Dataset excerpts:
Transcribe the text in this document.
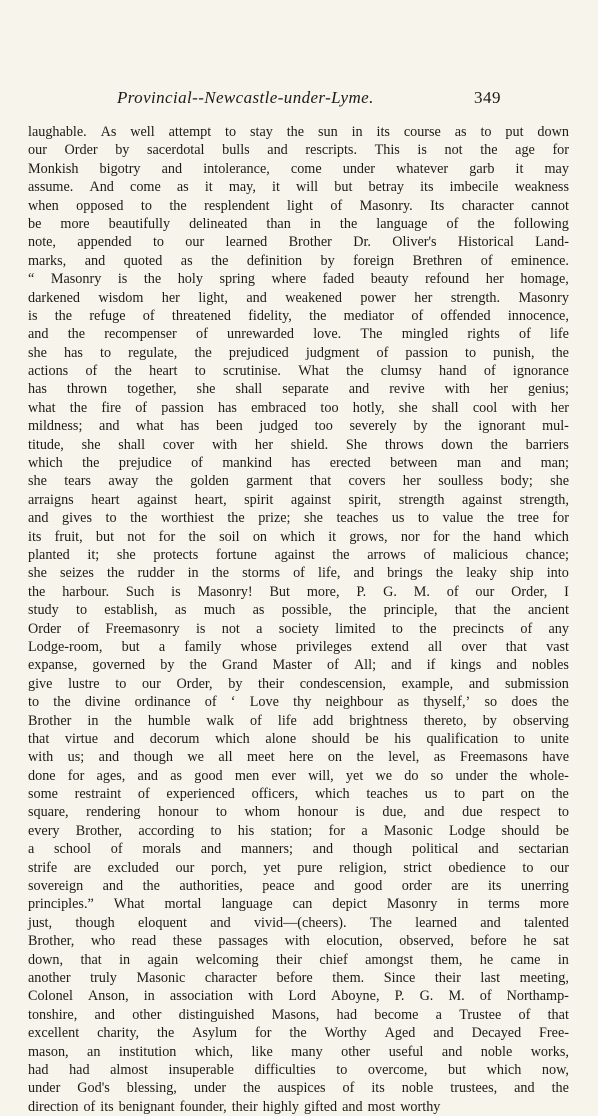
Provincial--Newcastle-under-Lyme.	349
laughable. As well attempt to stay the sun in its course as to put down
our Order by sacerdotal bulls and rescripts. This is not the age for
Monkish bigotry and intolerance, come under whatever garb it may
assume. And come as it may, it will but betray its imbecile weakness
when opposed to the resplendent light of Masonry. Its character cannot
be more beautifully delineated than in the language of the following
note, appended to our learned Brother Dr. Oliver's Historical Land-
marks, and quoted as the definition by foreign Brethren of eminence.
“ Masonry is the holy spring where faded beauty refound her homage,
darkened wisdom her light, and weakened power her strength. Masonry
is the refuge of threatened fidelity, the mediator of offended innocence,
and the recompenser of unrewarded love. The mingled rights of life
she has to regulate, the prejudiced judgment of passion to punish, the
actions of the heart to scrutinise. What the clumsy hand of ignorance
has thrown together, she shall separate and revive with her genius;
what the fire of passion has embraced too hotly, she shall cool with her
mildness; and what has been judged too severely by the ignorant mul-
titude, she shall cover with her shield. She throws down the barriers
which the prejudice of mankind has erected between man and man;
she tears away the golden garment that covers her soulless body; she
arraigns heart against heart, spirit against spirit, strength against strength,
and gives to the worthiest the prize; she teaches us to value the tree for
its fruit, but not for the soil on which it grows, nor for the hand which
planted it; she protects fortune against the arrows of malicious chance;
she seizes the rudder in the storms of life, and brings the leaky ship into
the harbour. Such is Masonry! But more, P. G. M. of our Order, I
study to establish, as much as possible, the principle, that the ancient
Order of Freemasonry is not a society limited to the precincts of any
Lodge-room, but a family whose privileges extend all over that vast
expanse, governed by the Grand Master of All; and if kings and nobles
give lustre to our Order, by their condescension, example, and submission
to the divine ordinance of ‘ Love thy neighbour as thyself,’ so does the
Brother in the humble walk of life add brightness thereto, by observing
that virtue and decorum which alone should be his qualification to unite
with us; and though we all meet here on the level, as Freemasons have
done for ages, and as good men ever will, yet we do so under the whole-
some restraint of experienced officers, which teaches us to part on the
square, rendering honour to whom honour is due, and due respect to
every Brother, according to his station; for a Masonic Lodge should be
a school of morals and manners; and though political and sectarian
strife are excluded our porch, yet pure religion, strict obedience to our
sovereign and the authorities, peace and good order are its unerring
principles.” What mortal language can depict Masonry in terms more
just, though eloquent and vivid—(cheers). The learned and talented
Brother, who read these passages with elocution, observed, before he sat
down, that in again welcoming their chief amongst them, he came in
another truly Masonic character before them. Since their last meeting,
Colonel Anson, in association with Lord Aboyne, P. G. M. of Northamp-
tonshire, and other distinguished Masons, had become a Trustee of that
excellent charity, the Asylum for the Worthy Aged and Decayed Free-
mason, an institution which, like many other useful and noble works,
had had almost insuperable difficulties to overcome, but which now,
under God's blessing, under the auspices of its noble trustees, and the
direction of its benignant founder, their highly gifted and most worthy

Goal: Without including any picture, repeat the data exactly.

Expected answer:
Transcribe the text in this document.
Provincial--Newcastle-under-Lyme.	349
laughable. As well attempt to stay the sun in its course as to put down
our Order by sacerdotal bulls and rescripts. This is not the age for
Monkish bigotry and intolerance, come under whatever garb it may
assume. And come as it may, it will but betray its imbecile weakness
when opposed to the resplendent light of Masonry. Its character cannot
be more beautifully delineated than in the language of the following
note, appended to our learned Brother Dr. Oliver's Historical Land-
marks, and quoted as the definition by foreign Brethren of eminence.
“ Masonry is the holy spring where faded beauty refound her homage,
darkened wisdom her light, and weakened power her strength. Masonry
is the refuge of threatened fidelity, the mediator of offended innocence,
and the recompenser of unrewarded love. The mingled rights of life
she has to regulate, the prejudiced judgment of passion to punish, the
actions of the heart to scrutinise. What the clumsy hand of ignorance
has thrown together, she shall separate and revive with her genius;
what the fire of passion has embraced too hotly, she shall cool with her
mildness; and what has been judged too severely by the ignorant mul-
titude, she shall cover with her shield. She throws down the barriers
which the prejudice of mankind has erected between man and man;
she tears away the golden garment that covers her soulless body; she
arraigns heart against heart, spirit against spirit, strength against strength,
and gives to the worthiest the prize; she teaches us to value the tree for
its fruit, but not for the soil on which it grows, nor for the hand which
planted it; she protects fortune against the arrows of malicious chance;
she seizes the rudder in the storms of life, and brings the leaky ship into
the harbour. Such is Masonry! But more, P. G. M. of our Order, I
study to establish, as much as possible, the principle, that the ancient
Order of Freemasonry is not a society limited to the precincts of any
Lodge-room, but a family whose privileges extend all over that vast
expanse, governed by the Grand Master of All; and if kings and nobles
give lustre to our Order, by their condescension, example, and submission
to the divine ordinance of ‘ Love thy neighbour as thyself,’ so does the
Brother in the humble walk of life add brightness thereto, by observing
that virtue and decorum which alone should be his qualification to unite
with us; and though we all meet here on the level, as Freemasons have
done for ages, and as good men ever will, yet we do so under the whole-
some restraint of experienced officers, which teaches us to part on the
square, rendering honour to whom honour is due, and due respect to
every Brother, according to his station; for a Masonic Lodge should be
a school of morals and manners; and though political and sectarian
strife are excluded our porch, yet pure religion, strict obedience to our
sovereign and the authorities, peace and good order are its unerring
principles.” What mortal language can depict Masonry in terms more
just, though eloquent and vivid—(cheers). The learned and talented
Brother, who read these passages with elocution, observed, before he sat
down, that in again welcoming their chief amongst them, he came in
another truly Masonic character before them. Since their last meeting,
Colonel Anson, in association with Lord Aboyne, P. G. M. of Northamp-
tonshire, and other distinguished Masons, had become a Trustee of that
excellent charity, the Asylum for the Worthy Aged and Decayed Free-
mason, an institution which, like many other useful and noble works,
had had almost insuperable difficulties to overcome, but which now,
under God's blessing, under the auspices of its noble trustees, and the
direction of its benignant founder, their highly gifted and most worthy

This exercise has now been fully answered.